*Stated task*
Print the data exactly as it is given, please.

*Supplied records*
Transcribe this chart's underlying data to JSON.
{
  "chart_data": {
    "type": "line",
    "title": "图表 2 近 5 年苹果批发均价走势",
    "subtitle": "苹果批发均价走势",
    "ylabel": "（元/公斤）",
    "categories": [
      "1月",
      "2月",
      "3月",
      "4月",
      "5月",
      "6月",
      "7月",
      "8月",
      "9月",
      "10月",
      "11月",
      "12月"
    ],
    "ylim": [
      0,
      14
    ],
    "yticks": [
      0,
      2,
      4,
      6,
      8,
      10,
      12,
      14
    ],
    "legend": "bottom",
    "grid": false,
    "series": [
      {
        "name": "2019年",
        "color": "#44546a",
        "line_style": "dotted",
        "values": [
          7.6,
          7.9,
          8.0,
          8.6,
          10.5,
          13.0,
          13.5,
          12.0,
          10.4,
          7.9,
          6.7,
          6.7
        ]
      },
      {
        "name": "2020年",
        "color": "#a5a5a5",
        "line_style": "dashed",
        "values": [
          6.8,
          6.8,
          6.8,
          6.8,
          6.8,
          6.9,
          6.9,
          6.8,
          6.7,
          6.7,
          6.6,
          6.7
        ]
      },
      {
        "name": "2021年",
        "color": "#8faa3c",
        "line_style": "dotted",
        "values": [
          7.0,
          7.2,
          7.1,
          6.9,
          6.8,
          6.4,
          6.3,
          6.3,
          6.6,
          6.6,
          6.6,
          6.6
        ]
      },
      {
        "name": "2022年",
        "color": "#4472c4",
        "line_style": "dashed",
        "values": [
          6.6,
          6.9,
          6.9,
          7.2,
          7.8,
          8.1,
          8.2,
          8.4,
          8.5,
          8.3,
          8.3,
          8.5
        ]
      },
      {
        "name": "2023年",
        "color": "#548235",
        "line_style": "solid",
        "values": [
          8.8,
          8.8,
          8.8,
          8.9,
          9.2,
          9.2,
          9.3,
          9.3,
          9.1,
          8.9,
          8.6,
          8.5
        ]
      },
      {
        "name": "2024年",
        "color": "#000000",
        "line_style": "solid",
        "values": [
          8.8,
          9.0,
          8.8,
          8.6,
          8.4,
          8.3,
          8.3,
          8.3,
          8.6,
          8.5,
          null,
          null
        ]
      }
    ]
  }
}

*Complete answer*
Transcribe this chart's underlying data to JSON.
{
  "chart_data": {
    "type": "line",
    "title": "图表 2 近 5 年苹果批发均价走势",
    "subtitle": "苹果批发均价走势",
    "ylabel": "（元/公斤）",
    "categories": [
      "1月",
      "2月",
      "3月",
      "4月",
      "5月",
      "6月",
      "7月",
      "8月",
      "9月",
      "10月",
      "11月",
      "12月"
    ],
    "ylim": [
      0,
      14
    ],
    "yticks": [
      0,
      2,
      4,
      6,
      8,
      10,
      12,
      14
    ],
    "legend": "bottom",
    "grid": false,
    "series": [
      {
        "name": "2019年",
        "color": "#44546a",
        "line_style": "dotted",
        "values": [
          7.6,
          7.9,
          8.0,
          8.6,
          10.5,
          13.0,
          13.5,
          12.0,
          10.4,
          7.9,
          6.7,
          6.7
        ]
      },
      {
        "name": "2020年",
        "color": "#a5a5a5",
        "line_style": "dashed",
        "values": [
          6.8,
          6.8,
          6.8,
          6.8,
          6.8,
          6.9,
          6.9,
          6.8,
          6.7,
          6.7,
          6.6,
          6.7
        ]
      },
      {
        "name": "2021年",
        "color": "#8faa3c",
        "line_style": "dotted",
        "values": [
          7.0,
          7.2,
          7.1,
          6.9,
          6.8,
          6.4,
          6.3,
          6.3,
          6.6,
          6.6,
          6.6,
          6.6
        ]
      },
      {
        "name": "2022年",
        "color": "#4472c4",
        "line_style": "dashed",
        "values": [
          6.6,
          6.9,
          6.9,
          7.2,
          7.8,
          8.1,
          8.2,
          8.4,
          8.5,
          8.3,
          8.3,
          8.5
        ]
      },
      {
        "name": "2023年",
        "color": "#548235",
        "line_style": "solid",
        "values": [
          8.8,
          8.8,
          8.8,
          8.9,
          9.2,
          9.2,
          9.3,
          9.3,
          9.1,
          8.9,
          8.6,
          8.5
        ]
      },
      {
        "name": "2024年",
        "color": "#000000",
        "line_style": "solid",
        "values": [
          8.8,
          9.0,
          8.8,
          8.6,
          8.4,
          8.3,
          8.3,
          8.3,
          8.6,
          8.5,
          null,
          null
        ]
      }
    ]
  }
}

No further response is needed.